| WHAT TO DO |
Collect all the lines that mention the word "JSON".

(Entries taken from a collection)

####################

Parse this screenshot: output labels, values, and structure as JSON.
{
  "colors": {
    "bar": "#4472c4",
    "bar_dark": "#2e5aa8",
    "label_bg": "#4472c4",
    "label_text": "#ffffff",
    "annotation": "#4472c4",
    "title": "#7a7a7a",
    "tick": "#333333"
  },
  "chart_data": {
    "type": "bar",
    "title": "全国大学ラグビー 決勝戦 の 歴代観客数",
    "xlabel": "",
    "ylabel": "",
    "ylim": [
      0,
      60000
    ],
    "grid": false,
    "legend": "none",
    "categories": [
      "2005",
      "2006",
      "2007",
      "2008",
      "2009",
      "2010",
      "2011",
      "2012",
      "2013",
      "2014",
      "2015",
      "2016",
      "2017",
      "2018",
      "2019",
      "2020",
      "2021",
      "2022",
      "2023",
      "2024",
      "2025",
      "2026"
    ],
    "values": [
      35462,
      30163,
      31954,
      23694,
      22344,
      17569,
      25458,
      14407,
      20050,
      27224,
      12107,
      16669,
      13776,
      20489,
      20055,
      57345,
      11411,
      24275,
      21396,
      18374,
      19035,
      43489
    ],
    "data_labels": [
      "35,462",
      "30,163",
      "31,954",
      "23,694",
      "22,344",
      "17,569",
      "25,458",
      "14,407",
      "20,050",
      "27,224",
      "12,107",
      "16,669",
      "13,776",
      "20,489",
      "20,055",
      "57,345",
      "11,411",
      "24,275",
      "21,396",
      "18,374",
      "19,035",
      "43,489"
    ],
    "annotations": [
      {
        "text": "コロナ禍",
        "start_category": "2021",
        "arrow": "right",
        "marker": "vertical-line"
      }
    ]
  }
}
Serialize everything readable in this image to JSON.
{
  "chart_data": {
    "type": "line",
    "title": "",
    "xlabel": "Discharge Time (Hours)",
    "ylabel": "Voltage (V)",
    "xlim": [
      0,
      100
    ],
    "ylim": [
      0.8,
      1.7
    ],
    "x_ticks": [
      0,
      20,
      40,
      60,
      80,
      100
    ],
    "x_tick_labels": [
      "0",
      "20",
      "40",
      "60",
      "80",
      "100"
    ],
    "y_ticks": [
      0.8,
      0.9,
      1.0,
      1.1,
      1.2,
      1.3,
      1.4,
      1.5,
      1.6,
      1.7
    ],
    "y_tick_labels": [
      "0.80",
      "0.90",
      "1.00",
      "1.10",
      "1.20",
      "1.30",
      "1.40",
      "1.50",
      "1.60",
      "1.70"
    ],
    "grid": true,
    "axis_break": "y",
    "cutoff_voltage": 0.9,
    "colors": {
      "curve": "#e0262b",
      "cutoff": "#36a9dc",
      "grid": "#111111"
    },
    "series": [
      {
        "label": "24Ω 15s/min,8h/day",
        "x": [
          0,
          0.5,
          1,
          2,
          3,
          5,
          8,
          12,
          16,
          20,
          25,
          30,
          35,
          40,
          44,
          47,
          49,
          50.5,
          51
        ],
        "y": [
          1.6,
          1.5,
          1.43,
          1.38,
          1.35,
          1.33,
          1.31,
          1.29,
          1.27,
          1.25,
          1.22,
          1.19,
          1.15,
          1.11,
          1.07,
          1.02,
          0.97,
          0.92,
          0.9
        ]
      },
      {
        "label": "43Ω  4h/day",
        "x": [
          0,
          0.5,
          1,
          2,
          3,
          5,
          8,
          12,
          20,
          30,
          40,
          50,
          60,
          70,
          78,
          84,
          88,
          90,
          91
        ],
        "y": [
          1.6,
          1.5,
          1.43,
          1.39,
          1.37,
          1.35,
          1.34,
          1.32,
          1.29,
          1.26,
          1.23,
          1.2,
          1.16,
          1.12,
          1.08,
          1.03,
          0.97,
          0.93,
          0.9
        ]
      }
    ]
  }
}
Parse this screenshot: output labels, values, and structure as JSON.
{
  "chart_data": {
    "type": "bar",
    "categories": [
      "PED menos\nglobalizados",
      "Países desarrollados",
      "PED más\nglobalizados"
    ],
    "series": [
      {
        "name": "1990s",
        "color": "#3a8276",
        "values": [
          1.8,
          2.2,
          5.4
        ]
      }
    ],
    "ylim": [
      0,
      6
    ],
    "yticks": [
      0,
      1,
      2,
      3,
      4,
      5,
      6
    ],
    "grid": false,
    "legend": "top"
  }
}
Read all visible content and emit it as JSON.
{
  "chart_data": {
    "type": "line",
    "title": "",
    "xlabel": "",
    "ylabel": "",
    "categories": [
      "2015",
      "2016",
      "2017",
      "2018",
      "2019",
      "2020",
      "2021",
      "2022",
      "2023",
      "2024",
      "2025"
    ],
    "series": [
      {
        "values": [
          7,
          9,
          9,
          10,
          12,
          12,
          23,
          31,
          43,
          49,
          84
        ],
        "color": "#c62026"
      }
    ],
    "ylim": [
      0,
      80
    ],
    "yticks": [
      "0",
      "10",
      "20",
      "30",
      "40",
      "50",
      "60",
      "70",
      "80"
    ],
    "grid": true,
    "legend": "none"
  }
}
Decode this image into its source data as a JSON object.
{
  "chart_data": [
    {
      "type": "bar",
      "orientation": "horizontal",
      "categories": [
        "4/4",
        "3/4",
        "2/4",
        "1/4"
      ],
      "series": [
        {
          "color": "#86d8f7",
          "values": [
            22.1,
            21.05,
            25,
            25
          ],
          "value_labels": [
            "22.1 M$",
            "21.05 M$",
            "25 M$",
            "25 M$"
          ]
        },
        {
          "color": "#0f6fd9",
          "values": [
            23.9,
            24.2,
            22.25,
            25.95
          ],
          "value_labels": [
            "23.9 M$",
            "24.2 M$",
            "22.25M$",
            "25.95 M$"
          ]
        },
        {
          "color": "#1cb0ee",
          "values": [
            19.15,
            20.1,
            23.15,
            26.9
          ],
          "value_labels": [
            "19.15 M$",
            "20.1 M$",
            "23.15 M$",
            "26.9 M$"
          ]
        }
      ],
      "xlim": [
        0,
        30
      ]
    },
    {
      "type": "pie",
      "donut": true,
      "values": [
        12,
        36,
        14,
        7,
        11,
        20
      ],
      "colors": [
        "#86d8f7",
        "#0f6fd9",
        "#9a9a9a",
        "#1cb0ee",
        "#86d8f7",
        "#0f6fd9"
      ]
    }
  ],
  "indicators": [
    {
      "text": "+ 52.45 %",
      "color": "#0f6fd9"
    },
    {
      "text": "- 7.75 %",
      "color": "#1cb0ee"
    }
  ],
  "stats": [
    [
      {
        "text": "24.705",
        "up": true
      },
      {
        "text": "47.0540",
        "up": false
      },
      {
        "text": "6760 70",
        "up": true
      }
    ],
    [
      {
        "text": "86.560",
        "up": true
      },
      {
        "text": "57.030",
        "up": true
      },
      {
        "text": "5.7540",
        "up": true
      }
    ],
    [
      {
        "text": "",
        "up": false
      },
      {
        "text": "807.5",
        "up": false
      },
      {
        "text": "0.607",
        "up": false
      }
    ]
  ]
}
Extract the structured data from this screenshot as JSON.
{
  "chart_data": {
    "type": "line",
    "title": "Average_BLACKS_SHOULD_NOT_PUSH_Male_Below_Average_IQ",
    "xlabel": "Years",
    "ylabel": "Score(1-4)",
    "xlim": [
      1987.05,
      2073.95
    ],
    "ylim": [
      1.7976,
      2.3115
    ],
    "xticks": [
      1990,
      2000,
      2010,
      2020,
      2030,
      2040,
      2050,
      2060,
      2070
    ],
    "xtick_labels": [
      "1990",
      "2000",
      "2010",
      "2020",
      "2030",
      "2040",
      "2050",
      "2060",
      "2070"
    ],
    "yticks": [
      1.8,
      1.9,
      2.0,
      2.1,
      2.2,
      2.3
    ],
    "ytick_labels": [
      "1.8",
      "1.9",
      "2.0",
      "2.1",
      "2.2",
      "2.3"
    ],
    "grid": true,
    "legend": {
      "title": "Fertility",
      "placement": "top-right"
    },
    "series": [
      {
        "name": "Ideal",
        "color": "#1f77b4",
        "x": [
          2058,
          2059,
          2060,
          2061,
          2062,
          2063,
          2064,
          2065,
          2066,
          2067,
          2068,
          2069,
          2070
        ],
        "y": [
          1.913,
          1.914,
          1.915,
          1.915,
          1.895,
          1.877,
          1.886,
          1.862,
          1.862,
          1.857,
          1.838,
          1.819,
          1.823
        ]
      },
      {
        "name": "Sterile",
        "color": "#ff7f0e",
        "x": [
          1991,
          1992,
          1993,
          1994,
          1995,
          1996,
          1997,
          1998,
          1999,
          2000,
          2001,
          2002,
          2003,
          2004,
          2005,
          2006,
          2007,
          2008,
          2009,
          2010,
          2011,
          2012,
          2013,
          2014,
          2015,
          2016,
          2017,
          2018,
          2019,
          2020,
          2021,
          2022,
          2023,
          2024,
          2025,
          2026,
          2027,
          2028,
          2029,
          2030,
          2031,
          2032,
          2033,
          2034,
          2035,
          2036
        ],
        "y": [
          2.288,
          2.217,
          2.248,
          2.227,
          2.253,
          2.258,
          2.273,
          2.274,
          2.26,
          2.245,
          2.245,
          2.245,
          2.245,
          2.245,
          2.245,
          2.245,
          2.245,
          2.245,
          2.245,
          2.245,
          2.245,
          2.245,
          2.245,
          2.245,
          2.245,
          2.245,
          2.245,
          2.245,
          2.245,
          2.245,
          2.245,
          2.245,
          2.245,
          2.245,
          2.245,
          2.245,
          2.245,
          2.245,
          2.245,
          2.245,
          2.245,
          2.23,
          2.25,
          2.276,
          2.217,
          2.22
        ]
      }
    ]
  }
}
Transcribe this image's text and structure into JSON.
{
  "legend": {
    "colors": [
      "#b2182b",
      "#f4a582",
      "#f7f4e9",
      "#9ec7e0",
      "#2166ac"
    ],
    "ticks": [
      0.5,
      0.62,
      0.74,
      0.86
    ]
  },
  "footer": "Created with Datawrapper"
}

####################

| WORKED ANSWER |
Parse this screenshot: output labels, values, and structure as JSON.
Serialize everything readable in this image to JSON.
Parse this screenshot: output labels, values, and structure as JSON.
Read all visible content and emit it as JSON.
Decode this image into its source data as a JSON object.
Extract the structured data from this screenshot as JSON.
Transcribe this image's text and structure into JSON.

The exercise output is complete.